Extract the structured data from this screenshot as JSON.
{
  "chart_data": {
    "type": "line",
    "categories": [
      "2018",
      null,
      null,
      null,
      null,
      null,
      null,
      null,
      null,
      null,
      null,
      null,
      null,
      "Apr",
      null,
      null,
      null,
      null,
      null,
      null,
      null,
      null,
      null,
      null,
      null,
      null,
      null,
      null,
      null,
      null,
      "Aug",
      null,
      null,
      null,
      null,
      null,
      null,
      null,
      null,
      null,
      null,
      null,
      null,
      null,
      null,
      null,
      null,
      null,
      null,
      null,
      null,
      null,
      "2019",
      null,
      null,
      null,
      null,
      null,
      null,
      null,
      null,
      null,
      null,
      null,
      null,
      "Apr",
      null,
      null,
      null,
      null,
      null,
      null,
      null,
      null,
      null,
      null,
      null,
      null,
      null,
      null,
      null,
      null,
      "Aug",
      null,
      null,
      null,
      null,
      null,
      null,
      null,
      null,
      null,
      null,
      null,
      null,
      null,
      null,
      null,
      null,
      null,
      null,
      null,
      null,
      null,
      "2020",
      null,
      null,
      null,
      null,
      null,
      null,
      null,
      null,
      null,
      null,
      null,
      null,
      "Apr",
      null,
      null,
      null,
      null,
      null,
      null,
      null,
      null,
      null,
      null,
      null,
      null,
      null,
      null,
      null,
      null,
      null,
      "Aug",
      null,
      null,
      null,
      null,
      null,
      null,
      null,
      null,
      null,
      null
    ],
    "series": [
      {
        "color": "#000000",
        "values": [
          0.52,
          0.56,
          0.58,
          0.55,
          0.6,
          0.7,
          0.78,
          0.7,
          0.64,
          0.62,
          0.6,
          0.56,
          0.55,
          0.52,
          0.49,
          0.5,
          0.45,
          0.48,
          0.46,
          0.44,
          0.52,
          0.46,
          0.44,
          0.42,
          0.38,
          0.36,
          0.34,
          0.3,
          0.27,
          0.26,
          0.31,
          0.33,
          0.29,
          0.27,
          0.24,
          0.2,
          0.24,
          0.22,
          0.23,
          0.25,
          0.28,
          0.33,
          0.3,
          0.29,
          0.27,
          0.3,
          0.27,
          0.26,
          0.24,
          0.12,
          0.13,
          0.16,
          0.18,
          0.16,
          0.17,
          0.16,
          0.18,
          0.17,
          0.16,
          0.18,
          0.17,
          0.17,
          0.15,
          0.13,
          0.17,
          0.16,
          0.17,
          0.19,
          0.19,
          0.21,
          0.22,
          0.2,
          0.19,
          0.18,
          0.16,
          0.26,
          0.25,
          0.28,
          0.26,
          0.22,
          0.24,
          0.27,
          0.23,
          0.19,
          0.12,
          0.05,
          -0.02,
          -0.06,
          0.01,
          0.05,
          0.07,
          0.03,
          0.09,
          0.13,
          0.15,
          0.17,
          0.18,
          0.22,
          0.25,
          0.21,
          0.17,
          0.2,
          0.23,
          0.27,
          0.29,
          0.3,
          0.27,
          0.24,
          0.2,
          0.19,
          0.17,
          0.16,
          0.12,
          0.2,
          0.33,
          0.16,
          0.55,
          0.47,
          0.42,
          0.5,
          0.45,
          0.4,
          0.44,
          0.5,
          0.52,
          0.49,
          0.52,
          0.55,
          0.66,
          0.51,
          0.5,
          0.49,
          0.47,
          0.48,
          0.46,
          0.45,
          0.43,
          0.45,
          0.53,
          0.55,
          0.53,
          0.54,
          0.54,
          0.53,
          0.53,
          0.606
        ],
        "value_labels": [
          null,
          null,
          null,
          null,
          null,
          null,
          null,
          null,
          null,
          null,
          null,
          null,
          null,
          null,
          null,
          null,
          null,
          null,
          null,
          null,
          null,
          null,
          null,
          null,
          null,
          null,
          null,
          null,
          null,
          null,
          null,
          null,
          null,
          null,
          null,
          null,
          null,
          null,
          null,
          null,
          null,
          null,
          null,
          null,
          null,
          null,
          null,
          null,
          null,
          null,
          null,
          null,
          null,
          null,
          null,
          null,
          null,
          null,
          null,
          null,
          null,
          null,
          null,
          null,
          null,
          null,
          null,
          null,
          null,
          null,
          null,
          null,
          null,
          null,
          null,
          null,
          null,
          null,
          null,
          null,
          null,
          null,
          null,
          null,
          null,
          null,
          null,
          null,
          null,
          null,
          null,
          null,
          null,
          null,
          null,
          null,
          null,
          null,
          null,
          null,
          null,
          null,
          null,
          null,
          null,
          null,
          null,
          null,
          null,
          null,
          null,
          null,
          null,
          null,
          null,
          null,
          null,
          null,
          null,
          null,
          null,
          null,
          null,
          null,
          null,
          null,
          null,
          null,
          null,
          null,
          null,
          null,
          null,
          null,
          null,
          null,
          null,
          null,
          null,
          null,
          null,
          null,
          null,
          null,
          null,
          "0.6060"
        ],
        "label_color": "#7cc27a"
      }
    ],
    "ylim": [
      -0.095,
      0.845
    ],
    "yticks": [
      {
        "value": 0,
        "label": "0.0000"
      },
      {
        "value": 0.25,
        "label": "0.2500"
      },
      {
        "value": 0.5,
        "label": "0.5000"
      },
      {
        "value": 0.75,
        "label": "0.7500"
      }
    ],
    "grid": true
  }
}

################

**Brief**. Nothing should be changed: write out all of the data as is.

**Exercise result**.
Extract the structured data from this screenshot as JSON.
{
  "chart_data": {
    "type": "line",
    "categories": [
      "2018",
      null,
      null,
      null,
      null,
      null,
      null,
      null,
      null,
      null,
      null,
      null,
      null,
      "Apr",
      null,
      null,
      null,
      null,
      null,
      null,
      null,
      null,
      null,
      null,
      null,
      null,
      null,
      null,
      null,
      null,
      "Aug",
      null,
      null,
      null,
      null,
      null,
      null,
      null,
      null,
      null,
      null,
      null,
      null,
      null,
      null,
      null,
      null,
      null,
      null,
      null,
      null,
      null,
      "2019",
      null,
      null,
      null,
      null,
      null,
      null,
      null,
      null,
      null,
      null,
      null,
      null,
      "Apr",
      null,
      null,
      null,
      null,
      null,
      null,
      null,
      null,
      null,
      null,
      null,
      null,
      null,
      null,
      null,
      null,
      "Aug",
      null,
      null,
      null,
      null,
      null,
      null,
      null,
      null,
      null,
      null,
      null,
      null,
      null,
      null,
      null,
      null,
      null,
      null,
      null,
      null,
      null,
      "2020",
      null,
      null,
      null,
      null,
      null,
      null,
      null,
      null,
      null,
      null,
      null,
      null,
      "Apr",
      null,
      null,
      null,
      null,
      null,
      null,
      null,
      null,
      null,
      null,
      null,
      null,
      null,
      null,
      null,
      null,
      null,
      "Aug",
      null,
      null,
      null,
      null,
      null,
      null,
      null,
      null,
      null,
      null
    ],
    "series": [
      {
        "color": "#000000",
        "values": [
          0.52,
          0.56,
          0.58,
          0.55,
          0.6,
          0.7,
          0.78,
          0.7,
          0.64,
          0.62,
          0.6,
          0.56,
          0.55,
          0.52,
          0.49,
          0.5,
          0.45,
          0.48,
          0.46,
          0.44,
          0.52,
          0.46,
          0.44,
          0.42,
          0.38,
          0.36,
          0.34,
          0.3,
          0.27,
          0.26,
          0.31,
          0.33,
          0.29,
          0.27,
          0.24,
          0.2,
          0.24,
          0.22,
          0.23,
          0.25,
          0.28,
          0.33,
          0.3,
          0.29,
          0.27,
          0.3,
          0.27,
          0.26,
          0.24,
          0.12,
          0.13,
          0.16,
          0.18,
          0.16,
          0.17,
          0.16,
          0.18,
          0.17,
          0.16,
          0.18,
          0.17,
          0.17,
          0.15,
          0.13,
          0.17,
          0.16,
          0.17,
          0.19,
          0.19,
          0.21,
          0.22,
          0.2,
          0.19,
          0.18,
          0.16,
          0.26,
          0.25,
          0.28,
          0.26,
          0.22,
          0.24,
          0.27,
          0.23,
          0.19,
          0.12,
          0.05,
          -0.02,
          -0.06,
          0.01,
          0.05,
          0.07,
          0.03,
          0.09,
          0.13,
          0.15,
          0.17,
          0.18,
          0.22,
          0.25,
          0.21,
          0.17,
          0.2,
          0.23,
          0.27,
          0.29,
          0.3,
          0.27,
          0.24,
          0.2,
          0.19,
          0.17,
          0.16,
          0.12,
          0.2,
          0.33,
          0.16,
          0.55,
          0.47,
          0.42,
          0.5,
          0.45,
          0.4,
          0.44,
          0.5,
          0.52,
          0.49,
          0.52,
          0.55,
          0.66,
          0.51,
          0.5,
          0.49,
          0.47,
          0.48,
          0.46,
          0.45,
          0.43,
          0.45,
          0.53,
          0.55,
          0.53,
          0.54,
          0.54,
          0.53,
          0.53,
          0.606
        ],
        "value_labels": [
          null,
          null,
          null,
          null,
          null,
          null,
          null,
          null,
          null,
          null,
          null,
          null,
          null,
          null,
          null,
          null,
          null,
          null,
          null,
          null,
          null,
          null,
          null,
          null,
          null,
          null,
          null,
          null,
          null,
          null,
          null,
          null,
          null,
          null,
          null,
          null,
          null,
          null,
          null,
          null,
          null,
          null,
          null,
          null,
          null,
          null,
          null,
          null,
          null,
          null,
          null,
          null,
          null,
          null,
          null,
          null,
          null,
          null,
          null,
          null,
          null,
          null,
          null,
          null,
          null,
          null,
          null,
          null,
          null,
          null,
          null,
          null,
          null,
          null,
          null,
          null,
          null,
          null,
          null,
          null,
          null,
          null,
          null,
          null,
          null,
          null,
          null,
          null,
          null,
          null,
          null,
          null,
          null,
          null,
          null,
          null,
          null,
          null,
          null,
          null,
          null,
          null,
          null,
          null,
          null,
          null,
          null,
          null,
          null,
          null,
          null,
          null,
          null,
          null,
          null,
          null,
          null,
          null,
          null,
          null,
          null,
          null,
          null,
          null,
          null,
          null,
          null,
          null,
          null,
          null,
          null,
          null,
          null,
          null,
          null,
          null,
          null,
          null,
          null,
          null,
          null,
          null,
          null,
          null,
          null,
          "0.6060"
        ],
        "label_color": "#7cc27a"
      }
    ],
    "ylim": [
      -0.095,
      0.845
    ],
    "yticks": [
      {
        "value": 0,
        "label": "0.0000"
      },
      {
        "value": 0.25,
        "label": "0.2500"
      },
      {
        "value": 0.5,
        "label": "0.5000"
      },
      {
        "value": 0.75,
        "label": "0.7500"
      }
    ],
    "grid": true
  }
}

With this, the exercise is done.